--- Records for this task ---
=-=-=

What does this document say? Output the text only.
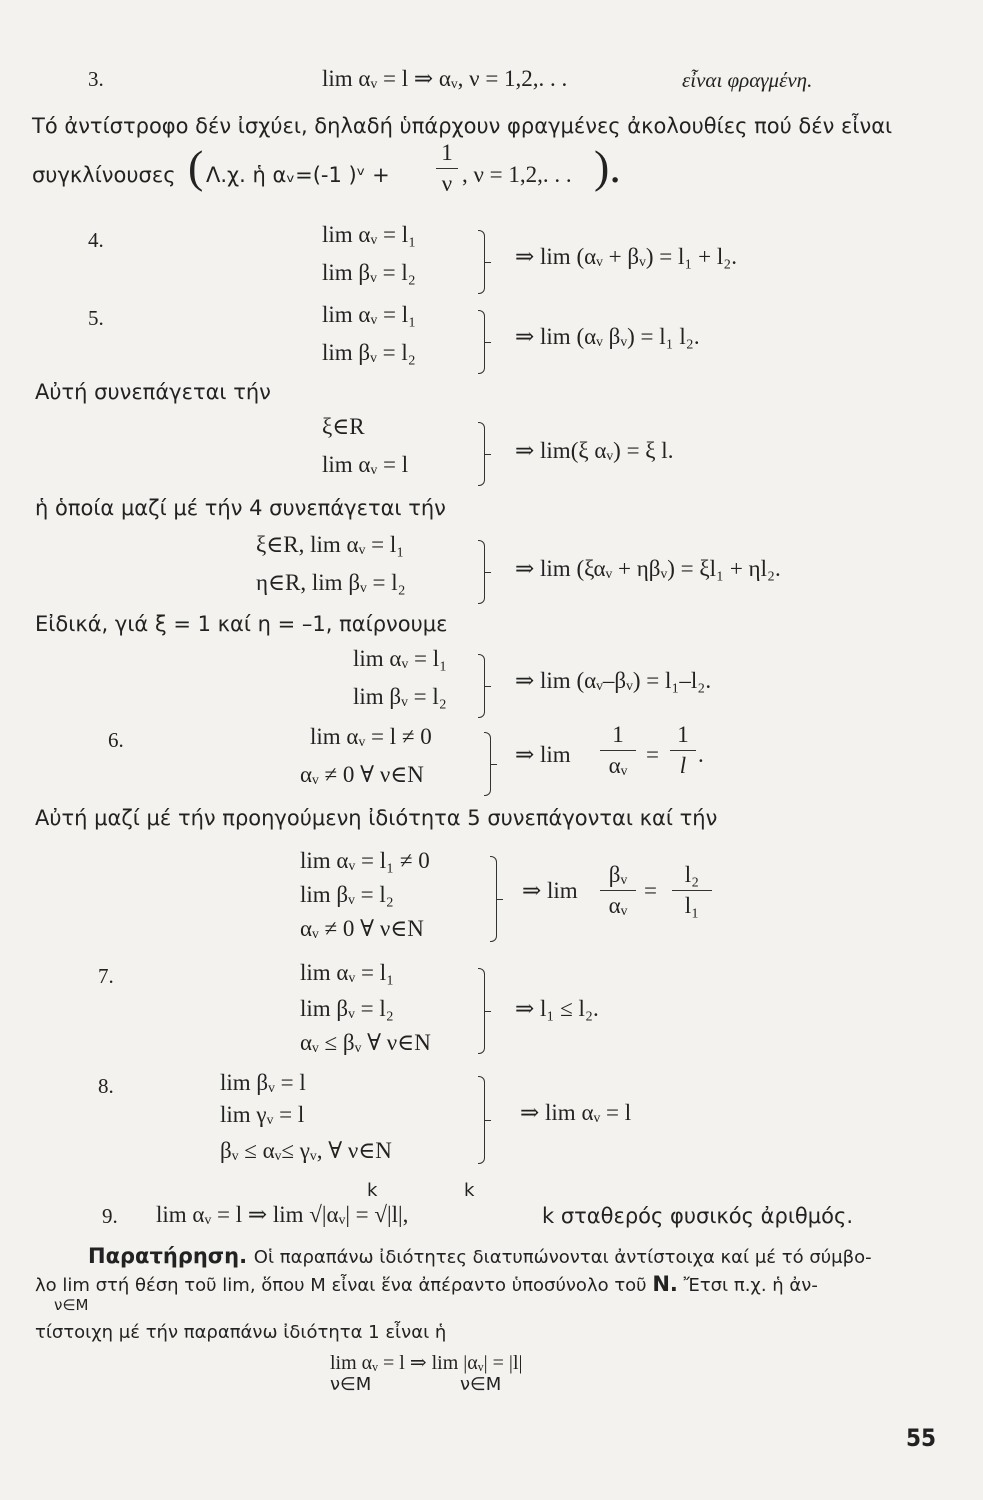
3.	lim αᵥ = l ⇒ αᵥ, ν = 1,2,. . .	εἶναι φραγμένη.
Τό ἀντίστροφο δέν ἰσχύει, δηλαδή ὑπάρχουν φραγμένες ἀκολουθίες πού δέν εἶναι
συγκλίνουσες ( Λ.χ. ἡ αᵥ=(-1 )ᵛ +
1
ν , ν = 1,2,. . . ).
4.	lim αᵥ = l₁
lim βᵥ = l₂
⇒ lim (αᵥ + βᵥ) = l₁ + l₂.
5.	lim αᵥ = l₁
lim βᵥ = l₂
⇒ lim (αᵥ βᵥ) = l₁ l₂.
Αὐτή συνεπάγεται τήν
ξ∈R
lim αᵥ = l
⇒ lim(ξ αᵥ) = ξ l.
ἡ ὁποία μαζί μέ τήν 4 συνεπάγεται τήν
ξ∈R, lim αᵥ = l₁
η∈R, lim βᵥ = l₂
⇒ lim (ξαᵥ + ηβᵥ) = ξl₁ + ηl₂.
Εἰδικά, γιά ξ = 1 καί η = –1, παίρνουμε
lim αᵥ = l₁
lim βᵥ = l₂
⇒ lim (αᵥ–βᵥ) = l₁–l₂.
6.	lim αᵥ = l ≠ 0
αᵥ ≠ 0 ∀ ν∈N
⇒ lim
1
αᵥ =
1
l .
Αὐτή μαζί μέ τήν προηγούμενη ἰδιότητα 5 συνεπάγονται καί τήν
lim αᵥ = l₁ ≠ 0
lim βᵥ = l₂
αᵥ ≠ 0 ∀ ν∈N
⇒ lim
βᵥ
αᵥ
=
l₂
l₁
7.	lim αᵥ = l₁
lim βᵥ = l₂
αᵥ ≤ βᵥ ∀ ν∈N
⇒ l₁ ≤ l₂.
8.	lim βᵥ = l
lim γᵥ = l
βᵥ ≤ αᵥ≤ γᵥ, ∀ ν∈N
⇒ lim αᵥ = l
k	k
9. lim αᵥ = l ⇒ lim √|αᵥ| = √|l|,	k σταθερός φυσικός ἀριθμός.
Παρατήρηση. Οἱ παραπάνω ἰδιότητες διατυπώνονται ἀντίστοιχα καί μέ τό σύμβο-
λο lim στή θέση τοῦ lim, ὅπου M εἶναι ἕνα ἀπέραντο ὑποσύνολο τοῦ N. Ἔτσι π.χ. ἡ ἀν-
ν∈M
τίστοιχη μέ τήν παραπάνω ἰδιότητα 1 εἶναι ἡ
lim αᵥ = l ⇒ lim |αᵥ| = |l|
ν∈M	ν∈M
55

=-=-=

--- Aim ---
Reproduce the entries above without change, omitting all pictures.

--- Response ---
What does this document say? Output the text only.
3.	lim αᵥ = l ⇒ αᵥ, ν = 1,2,. . .	εἶναι φραγμένη.
Τό ἀντίστροφο δέν ἰσχύει, δηλαδή ὑπάρχουν φραγμένες ἀκολουθίες πού δέν εἶναι
συγκλίνουσες ( Λ.χ. ἡ αᵥ=(-1 )ᵛ +
1
ν , ν = 1,2,. . . ).
4.	lim αᵥ = l₁
lim βᵥ = l₂
⇒ lim (αᵥ + βᵥ) = l₁ + l₂.
5.	lim αᵥ = l₁
lim βᵥ = l₂
⇒ lim (αᵥ βᵥ) = l₁ l₂.
Αὐτή συνεπάγεται τήν
ξ∈R
lim αᵥ = l
⇒ lim(ξ αᵥ) = ξ l.
ἡ ὁποία μαζί μέ τήν 4 συνεπάγεται τήν
ξ∈R, lim αᵥ = l₁
η∈R, lim βᵥ = l₂
⇒ lim (ξαᵥ + ηβᵥ) = ξl₁ + ηl₂.
Εἰδικά, γιά ξ = 1 καί η = –1, παίρνουμε
lim αᵥ = l₁
lim βᵥ = l₂
⇒ lim (αᵥ–βᵥ) = l₁–l₂.
6.	lim αᵥ = l ≠ 0
αᵥ ≠ 0 ∀ ν∈N
⇒ lim
1
αᵥ =
1
l .
Αὐτή μαζί μέ τήν προηγούμενη ἰδιότητα 5 συνεπάγονται καί τήν
lim αᵥ = l₁ ≠ 0
lim βᵥ = l₂
αᵥ ≠ 0 ∀ ν∈N
⇒ lim
βᵥ
αᵥ
=
l₂
l₁
7.	lim αᵥ = l₁
lim βᵥ = l₂
αᵥ ≤ βᵥ ∀ ν∈N
⇒ l₁ ≤ l₂.
8.	lim βᵥ = l
lim γᵥ = l
βᵥ ≤ αᵥ≤ γᵥ, ∀ ν∈N
⇒ lim αᵥ = l
k	k
9. lim αᵥ = l ⇒ lim √|αᵥ| = √|l|,	k σταθερός φυσικός ἀριθμός.
Παρατήρηση. Οἱ παραπάνω ἰδιότητες διατυπώνονται ἀντίστοιχα καί μέ τό σύμβο-
λο lim στή θέση τοῦ lim, ὅπου M εἶναι ἕνα ἀπέραντο ὑποσύνολο τοῦ N. Ἔτσι π.χ. ἡ ἀν-
ν∈M
τίστοιχη μέ τήν παραπάνω ἰδιότητα 1 εἶναι ἡ
lim αᵥ = l ⇒ lim |αᵥ| = |l|
ν∈M	ν∈M
55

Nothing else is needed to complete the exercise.